Exercise requirements » Reproduce each of the lines word for word.
::::
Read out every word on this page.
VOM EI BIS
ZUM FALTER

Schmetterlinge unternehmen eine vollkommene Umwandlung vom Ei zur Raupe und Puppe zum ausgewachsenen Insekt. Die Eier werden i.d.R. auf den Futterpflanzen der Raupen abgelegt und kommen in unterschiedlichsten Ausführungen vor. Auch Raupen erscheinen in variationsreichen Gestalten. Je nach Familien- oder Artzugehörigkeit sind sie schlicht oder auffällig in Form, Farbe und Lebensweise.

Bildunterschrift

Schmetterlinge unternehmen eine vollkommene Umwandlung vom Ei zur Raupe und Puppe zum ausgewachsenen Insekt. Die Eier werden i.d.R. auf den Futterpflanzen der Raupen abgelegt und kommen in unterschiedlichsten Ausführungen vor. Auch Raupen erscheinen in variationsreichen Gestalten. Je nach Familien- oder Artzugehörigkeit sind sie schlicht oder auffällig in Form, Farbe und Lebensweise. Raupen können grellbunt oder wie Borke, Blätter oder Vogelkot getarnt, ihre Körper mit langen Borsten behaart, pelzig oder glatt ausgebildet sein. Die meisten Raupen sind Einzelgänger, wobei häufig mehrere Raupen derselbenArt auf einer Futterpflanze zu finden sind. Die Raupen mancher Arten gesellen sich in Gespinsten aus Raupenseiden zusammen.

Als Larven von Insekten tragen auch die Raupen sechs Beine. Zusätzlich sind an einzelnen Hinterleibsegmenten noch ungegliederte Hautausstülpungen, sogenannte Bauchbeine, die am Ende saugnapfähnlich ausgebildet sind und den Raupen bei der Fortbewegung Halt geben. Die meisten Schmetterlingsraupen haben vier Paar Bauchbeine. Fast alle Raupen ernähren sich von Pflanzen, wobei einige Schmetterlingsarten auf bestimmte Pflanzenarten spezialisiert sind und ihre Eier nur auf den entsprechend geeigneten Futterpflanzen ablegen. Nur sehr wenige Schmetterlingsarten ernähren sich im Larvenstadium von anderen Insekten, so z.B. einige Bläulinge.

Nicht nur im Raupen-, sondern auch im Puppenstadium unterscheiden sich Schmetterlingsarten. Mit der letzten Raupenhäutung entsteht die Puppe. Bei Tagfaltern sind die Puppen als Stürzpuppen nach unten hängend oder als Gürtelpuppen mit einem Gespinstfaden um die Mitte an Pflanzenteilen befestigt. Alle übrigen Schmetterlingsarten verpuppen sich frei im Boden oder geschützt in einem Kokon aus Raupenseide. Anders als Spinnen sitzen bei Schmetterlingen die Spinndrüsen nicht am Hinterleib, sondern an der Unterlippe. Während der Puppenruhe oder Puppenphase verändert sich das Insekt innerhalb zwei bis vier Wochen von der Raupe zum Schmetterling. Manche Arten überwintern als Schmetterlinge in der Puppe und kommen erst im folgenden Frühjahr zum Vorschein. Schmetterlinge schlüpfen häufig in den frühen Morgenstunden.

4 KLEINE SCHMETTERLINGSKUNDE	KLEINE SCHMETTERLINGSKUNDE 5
::::
Exercise output »
Read out every word on this page.
VOM EI BIS
ZUM FALTER

Schmetterlinge unternehmen eine vollkommene Umwandlung vom Ei zur Raupe und Puppe zum ausgewachsenen Insekt. Die Eier werden i.d.R. auf den Futterpflanzen der Raupen abgelegt und kommen in unterschiedlichsten Ausführungen vor. Auch Raupen erscheinen in variationsreichen Gestalten. Je nach Familien- oder Artzugehörigkeit sind sie schlicht oder auffällig in Form, Farbe und Lebensweise.

Bildunterschrift

Schmetterlinge unternehmen eine vollkommene Umwandlung vom Ei zur Raupe und Puppe zum ausgewachsenen Insekt. Die Eier werden i.d.R. auf den Futterpflanzen der Raupen abgelegt und kommen in unterschiedlichsten Ausführungen vor. Auch Raupen erscheinen in variationsreichen Gestalten. Je nach Familien- oder Artzugehörigkeit sind sie schlicht oder auffällig in Form, Farbe und Lebensweise. Raupen können grellbunt oder wie Borke, Blätter oder Vogelkot getarnt, ihre Körper mit langen Borsten behaart, pelzig oder glatt ausgebildet sein. Die meisten Raupen sind Einzelgänger, wobei häufig mehrere Raupen derselbenArt auf einer Futterpflanze zu finden sind. Die Raupen mancher Arten gesellen sich in Gespinsten aus Raupenseiden zusammen.

Als Larven von Insekten tragen auch die Raupen sechs Beine. Zusätzlich sind an einzelnen Hinterleibsegmenten noch ungegliederte Hautausstülpungen, sogenannte Bauchbeine, die am Ende saugnapfähnlich ausgebildet sind und den Raupen bei der Fortbewegung Halt geben. Die meisten Schmetterlingsraupen haben vier Paar Bauchbeine. Fast alle Raupen ernähren sich von Pflanzen, wobei einige Schmetterlingsarten auf bestimmte Pflanzenarten spezialisiert sind und ihre Eier nur auf den entsprechend geeigneten Futterpflanzen ablegen. Nur sehr wenige Schmetterlingsarten ernähren sich im Larvenstadium von anderen Insekten, so z.B. einige Bläulinge.

Nicht nur im Raupen-, sondern auch im Puppenstadium unterscheiden sich Schmetterlingsarten. Mit der letzten Raupenhäutung entsteht die Puppe. Bei Tagfaltern sind die Puppen als Stürzpuppen nach unten hängend oder als Gürtelpuppen mit einem Gespinstfaden um die Mitte an Pflanzenteilen befestigt. Alle übrigen Schmetterlingsarten verpuppen sich frei im Boden oder geschützt in einem Kokon aus Raupenseide. Anders als Spinnen sitzen bei Schmetterlingen die Spinndrüsen nicht am Hinterleib, sondern an der Unterlippe. Während der Puppenruhe oder Puppenphase verändert sich das Insekt innerhalb zwei bis vier Wochen von der Raupe zum Schmetterling. Manche Arten überwintern als Schmetterlinge in der Puppe und kommen erst im folgenden Frühjahr zum Vorschein. Schmetterlinge schlüpfen häufig in den frühen Morgenstunden.

4 KLEINE SCHMETTERLINGSKUNDE	KLEINE SCHMETTERLINGSKUNDE 5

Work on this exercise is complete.